▶ _Dataset items_:
▼

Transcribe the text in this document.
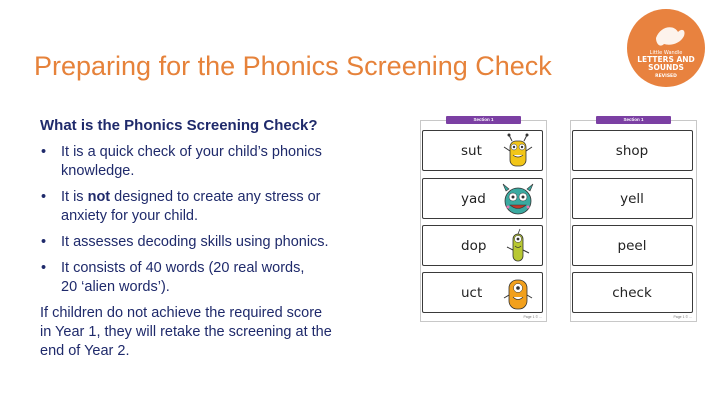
Preparing for the Phonics Screening Check	Little Wandle
LETTERS AND
SOUNDS
REVISED
What is the Phonics Screening Check?
• It is a quick check of your child’s phonics
knowledge.
• It is not designed to create any stress or
anxiety for your child.
• It assesses decoding skills using phonics.
• It consists of 40 words (20 real words,
20 ‘alien words’).
If children do not achieve the required score
in Year 1, they will retake the screening at the
end of Year 2.
Section 1
sut
yad
dop
uct
Page 1 © ...
Section 1
shop
yell
peel
check
Page 1 © ...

▲

▶ _Work instructions_:
Omit each picture, then return all of the listing exactly as it stands.

▶ _Exercise response_:
Transcribe the text in this document.
Preparing for the Phonics Screening Check	Little Wandle
LETTERS AND
SOUNDS
REVISED
What is the Phonics Screening Check?
• It is a quick check of your child’s phonics
knowledge.
• It is not designed to create any stress or
anxiety for your child.
• It assesses decoding skills using phonics.
• It consists of 40 words (20 real words,
20 ‘alien words’).
If children do not achieve the required score
in Year 1, they will retake the screening at the
end of Year 2.
Section 1
sut
yad
dop
uct
Page 1 © ...
Section 1
shop
yell
peel
check
Page 1 © ...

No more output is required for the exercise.